WRITTEN REQUEST: Could you retype every row below word for word, leaving the pictures out?

==*==

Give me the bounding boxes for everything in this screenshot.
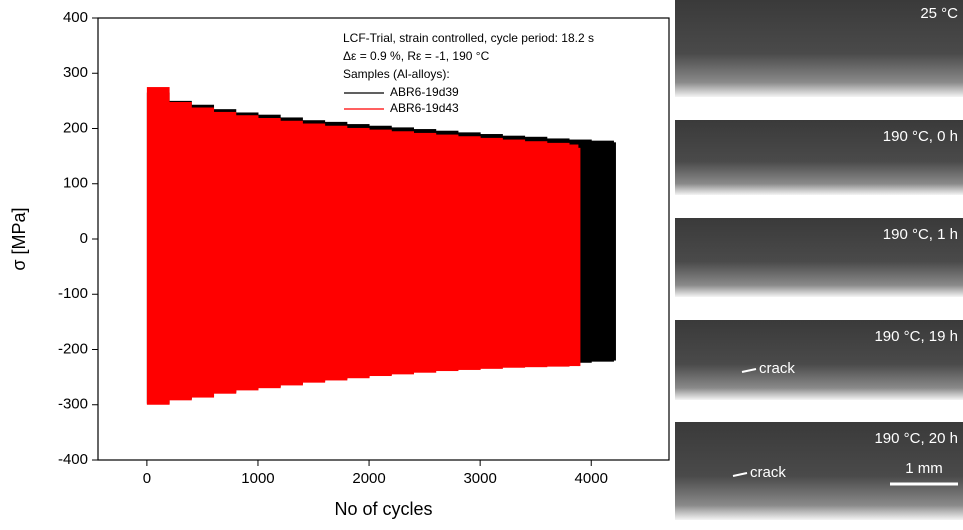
x-tick-label: 0 (143, 470, 151, 487)
micrograph (675, 218, 963, 297)
y-tick-label: 200 (63, 119, 88, 136)
band-segment (369, 129, 392, 377)
y-tick-label: 100 (63, 175, 88, 192)
band-segment (413, 132, 437, 373)
band-segment (613, 142, 616, 361)
band-segment (280, 120, 303, 386)
legend-label: ABR6-19d39 (390, 85, 459, 99)
crack-arrow (741, 368, 757, 373)
band-segment (302, 123, 326, 383)
micrograph (675, 422, 963, 520)
band-segment (569, 144, 579, 367)
legend-label: ABR6-19d43 (390, 101, 459, 115)
panel-label: 190 °C, 1 h (883, 226, 958, 243)
crack-label: crack (759, 360, 795, 377)
y-tick-label: -300 (58, 396, 88, 413)
band-segment (191, 107, 215, 398)
band-segment (546, 142, 570, 367)
panel-label: 25 °C (920, 5, 958, 22)
scale-label: 1 mm (905, 460, 943, 477)
crack-label: crack (750, 464, 786, 481)
band-segment (435, 134, 459, 372)
band-segment (502, 139, 526, 368)
micrograph (675, 120, 963, 195)
y-tick-label: -200 (58, 340, 88, 357)
panel-label: 190 °C, 0 h (883, 128, 958, 145)
band-segment (213, 111, 237, 394)
band-segment (391, 131, 414, 375)
band-segment (146, 87, 170, 405)
band-segment (346, 127, 370, 379)
band-segment (235, 115, 259, 391)
legend-title: Samples (Al-alloys): (343, 67, 450, 81)
annotation: Δε = 0.9 %, Rε = -1, 190 °C (343, 49, 490, 63)
y-tick-label: 300 (63, 64, 88, 81)
band-segment (324, 125, 348, 381)
crack-arrow (732, 472, 748, 477)
x-tick-label: 2000 (352, 470, 385, 487)
series (146, 87, 581, 405)
micrograph (675, 320, 963, 400)
y-tick-label: -400 (58, 451, 88, 468)
band-segment (591, 140, 614, 362)
y-tick-label: 400 (63, 9, 88, 26)
micrograph (675, 0, 963, 97)
y-tick-label: -100 (58, 285, 88, 302)
band-segment (577, 147, 581, 367)
x-tick-label: 3000 (463, 470, 496, 487)
x-axis-title: No of cycles (334, 499, 432, 519)
annotation: LCF-Trial, strain controlled, cycle peri… (343, 31, 594, 45)
band-segment (480, 137, 503, 369)
band-segment (524, 141, 548, 368)
panel-label: 190 °C, 20 h (874, 430, 958, 447)
band-segment (457, 136, 481, 370)
y-tick-label: 0 (80, 230, 88, 247)
x-tick-label: 4000 (575, 470, 608, 487)
band-segment (169, 101, 192, 401)
x-tick-label: 1000 (241, 470, 274, 487)
y-axis-title: σ [MPa] (9, 207, 29, 270)
band-segment (257, 118, 281, 389)
panel-label: 190 °C, 19 h (874, 328, 958, 345)
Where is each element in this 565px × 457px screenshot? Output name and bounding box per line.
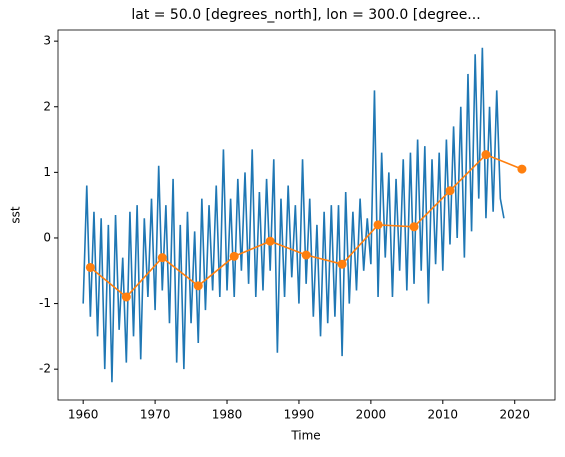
point — [481, 150, 491, 160]
x-axis-label: Time — [290, 429, 320, 443]
x-tick-label: 1970 — [140, 408, 171, 422]
point — [337, 259, 347, 269]
x-tick-label: 2010 — [428, 408, 459, 422]
point — [157, 253, 167, 263]
point — [121, 292, 131, 302]
x-tick-label: 2020 — [499, 408, 530, 422]
plot-frame — [57, 29, 556, 401]
y-tick-label: 3 — [43, 34, 51, 48]
x-tick-label: 1990 — [284, 408, 315, 422]
x-tick-label: 1980 — [212, 408, 243, 422]
y-tick-label: -2 — [39, 362, 51, 376]
series-line — [82, 47, 505, 383]
x-tick-label: 2000 — [356, 408, 387, 422]
point — [445, 186, 455, 196]
y-tick-label: -1 — [39, 296, 51, 310]
point — [373, 220, 383, 230]
chart-title: lat = 50.0 [degrees_north], lon = 300.0 … — [131, 7, 480, 23]
y-axis-label: sst — [9, 206, 23, 224]
y-tick-label: 2 — [43, 99, 51, 113]
y-tick-label: 1 — [43, 165, 51, 179]
point — [85, 262, 95, 272]
y-tick-label: 0 — [43, 230, 51, 244]
point — [265, 236, 275, 246]
point — [193, 281, 203, 291]
x-tick-label: 1960 — [68, 408, 99, 422]
point — [517, 164, 527, 174]
point — [229, 251, 239, 261]
point — [409, 222, 419, 232]
point — [301, 250, 311, 260]
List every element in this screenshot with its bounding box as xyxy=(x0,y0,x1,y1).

==*==

COMPLETED EXERCISE:
Give me the bounding boxes for everything in this screenshot.
x-tick-label: 0 (143, 470, 151, 487)
micrograph (675, 218, 963, 297)
y-tick-label: 200 (63, 119, 88, 136)
band-segment (369, 129, 392, 377)
y-tick-label: 100 (63, 175, 88, 192)
band-segment (413, 132, 437, 373)
band-segment (613, 142, 616, 361)
band-segment (280, 120, 303, 386)
legend-label: ABR6-19d39 (390, 85, 459, 99)
crack-arrow (741, 368, 757, 373)
band-segment (302, 123, 326, 383)
micrograph (675, 422, 963, 520)
band-segment (569, 144, 579, 367)
legend-label: ABR6-19d43 (390, 101, 459, 115)
panel-label: 190 °C, 1 h (883, 226, 958, 243)
crack-label: crack (759, 360, 795, 377)
y-tick-label: -300 (58, 396, 88, 413)
band-segment (191, 107, 215, 398)
band-segment (546, 142, 570, 367)
panel-label: 25 °C (920, 5, 958, 22)
scale-label: 1 mm (905, 460, 943, 477)
crack-label: crack (750, 464, 786, 481)
band-segment (435, 134, 459, 372)
band-segment (502, 139, 526, 368)
micrograph (675, 120, 963, 195)
y-tick-label: -200 (58, 340, 88, 357)
panel-label: 190 °C, 0 h (883, 128, 958, 145)
band-segment (213, 111, 237, 394)
band-segment (391, 131, 414, 375)
band-segment (146, 87, 170, 405)
band-segment (346, 127, 370, 379)
band-segment (235, 115, 259, 391)
legend-title: Samples (Al-alloys): (343, 67, 450, 81)
annotation: Δε = 0.9 %, Rε = -1, 190 °C (343, 49, 490, 63)
y-tick-label: 300 (63, 64, 88, 81)
band-segment (324, 125, 348, 381)
crack-arrow (732, 472, 748, 477)
x-tick-label: 2000 (352, 470, 385, 487)
series (146, 87, 581, 405)
micrograph (675, 320, 963, 400)
y-tick-label: -400 (58, 451, 88, 468)
band-segment (591, 140, 614, 362)
y-tick-label: 400 (63, 9, 88, 26)
micrograph (675, 0, 963, 97)
y-tick-label: -100 (58, 285, 88, 302)
band-segment (577, 147, 581, 367)
x-tick-label: 3000 (463, 470, 496, 487)
x-axis-title: No of cycles (334, 499, 432, 519)
annotation: LCF-Trial, strain controlled, cycle peri… (343, 31, 594, 45)
band-segment (480, 137, 503, 369)
band-segment (524, 141, 548, 368)
panel-label: 190 °C, 20 h (874, 430, 958, 447)
band-segment (457, 136, 481, 370)
y-tick-label: 0 (80, 230, 88, 247)
x-tick-label: 4000 (575, 470, 608, 487)
band-segment (169, 101, 192, 401)
x-tick-label: 1000 (241, 470, 274, 487)
y-axis-title: σ [MPa] (9, 207, 29, 270)
band-segment (257, 118, 281, 389)
panel-label: 190 °C, 19 h (874, 328, 958, 345)
Where is each element in this 565px × 457px screenshot? Output name and bounding box per line.
point — [481, 150, 491, 160]
x-axis-label: Time — [290, 429, 320, 443]
x-tick-label: 1970 — [140, 408, 171, 422]
point — [337, 259, 347, 269]
x-tick-label: 2010 — [428, 408, 459, 422]
point — [157, 253, 167, 263]
point — [121, 292, 131, 302]
x-tick-label: 2020 — [499, 408, 530, 422]
plot-frame — [57, 29, 556, 401]
y-tick-label: 3 — [43, 34, 51, 48]
x-tick-label: 1990 — [284, 408, 315, 422]
x-tick-label: 1980 — [212, 408, 243, 422]
y-tick-label: -2 — [39, 362, 51, 376]
series-line — [82, 47, 505, 383]
x-tick-label: 2000 — [356, 408, 387, 422]
point — [445, 186, 455, 196]
y-tick-label: -1 — [39, 296, 51, 310]
point — [373, 220, 383, 230]
chart-title: lat = 50.0 [degrees_north], lon = 300.0 … — [131, 7, 480, 23]
y-axis-label: sst — [9, 206, 23, 224]
y-tick-label: 2 — [43, 99, 51, 113]
y-tick-label: 1 — [43, 165, 51, 179]
point — [85, 262, 95, 272]
y-tick-label: 0 — [43, 230, 51, 244]
point — [265, 236, 275, 246]
point — [193, 281, 203, 291]
x-tick-label: 1960 — [68, 408, 99, 422]
point — [517, 164, 527, 174]
point — [229, 251, 239, 261]
point — [409, 222, 419, 232]
point — [301, 250, 311, 260]
List every element in this screenshot with its bounding box as xyxy=(x0,y0,x1,y1).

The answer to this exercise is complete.